→ **Required work**: Quote the data below in full, minus the images.

** Start of Working data **

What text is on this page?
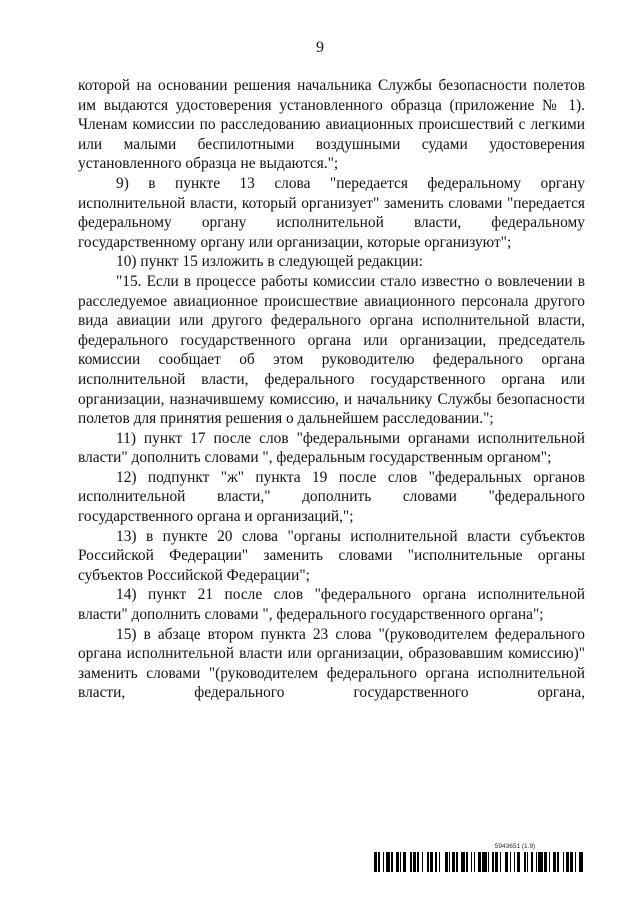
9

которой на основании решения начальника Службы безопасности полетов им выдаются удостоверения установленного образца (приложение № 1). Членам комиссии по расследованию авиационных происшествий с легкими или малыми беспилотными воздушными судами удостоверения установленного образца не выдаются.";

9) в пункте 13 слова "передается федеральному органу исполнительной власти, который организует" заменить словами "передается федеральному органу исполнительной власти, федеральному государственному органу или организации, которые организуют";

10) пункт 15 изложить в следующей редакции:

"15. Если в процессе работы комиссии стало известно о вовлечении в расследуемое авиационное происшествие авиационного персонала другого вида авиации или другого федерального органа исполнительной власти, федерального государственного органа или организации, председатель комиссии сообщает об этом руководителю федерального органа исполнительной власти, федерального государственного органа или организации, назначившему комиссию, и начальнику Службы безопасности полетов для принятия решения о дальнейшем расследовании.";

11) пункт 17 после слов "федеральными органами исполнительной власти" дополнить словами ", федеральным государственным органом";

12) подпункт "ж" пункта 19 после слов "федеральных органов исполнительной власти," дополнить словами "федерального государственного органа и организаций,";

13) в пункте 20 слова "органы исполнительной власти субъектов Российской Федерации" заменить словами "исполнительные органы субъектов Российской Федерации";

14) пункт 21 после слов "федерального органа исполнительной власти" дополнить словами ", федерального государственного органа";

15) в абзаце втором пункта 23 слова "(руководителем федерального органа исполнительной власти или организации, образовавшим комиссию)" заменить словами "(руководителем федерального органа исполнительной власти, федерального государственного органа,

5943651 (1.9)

** End of Working data **

→ **Written reply**:
What text is on this page?
9

которой на основании решения начальника Службы безопасности полетов им выдаются удостоверения установленного образца (приложение № 1). Членам комиссии по расследованию авиационных происшествий с легкими или малыми беспилотными воздушными судами удостоверения установленного образца не выдаются.";

9) в пункте 13 слова "передается федеральному органу исполнительной власти, который организует" заменить словами "передается федеральному органу исполнительной власти, федеральному государственному органу или организации, которые организуют";

10) пункт 15 изложить в следующей редакции:

"15. Если в процессе работы комиссии стало известно о вовлечении в расследуемое авиационное происшествие авиационного персонала другого вида авиации или другого федерального органа исполнительной власти, федерального государственного органа или организации, председатель комиссии сообщает об этом руководителю федерального органа исполнительной власти, федерального государственного органа или организации, назначившему комиссию, и начальнику Службы безопасности полетов для принятия решения о дальнейшем расследовании.";

11) пункт 17 после слов "федеральными органами исполнительной власти" дополнить словами ", федеральным государственным органом";

12) подпункт "ж" пункта 19 после слов "федеральных органов исполнительной власти," дополнить словами "федерального государственного органа и организаций,";

13) в пункте 20 слова "органы исполнительной власти субъектов Российской Федерации" заменить словами "исполнительные органы субъектов Российской Федерации";

14) пункт 21 после слов "федерального органа исполнительной власти" дополнить словами ", федерального государственного органа";

15) в абзаце втором пункта 23 слова "(руководителем федерального органа исполнительной власти или организации, образовавшим комиссию)" заменить словами "(руководителем федерального органа исполнительной власти, федерального государственного органа,

5943651 (1.9)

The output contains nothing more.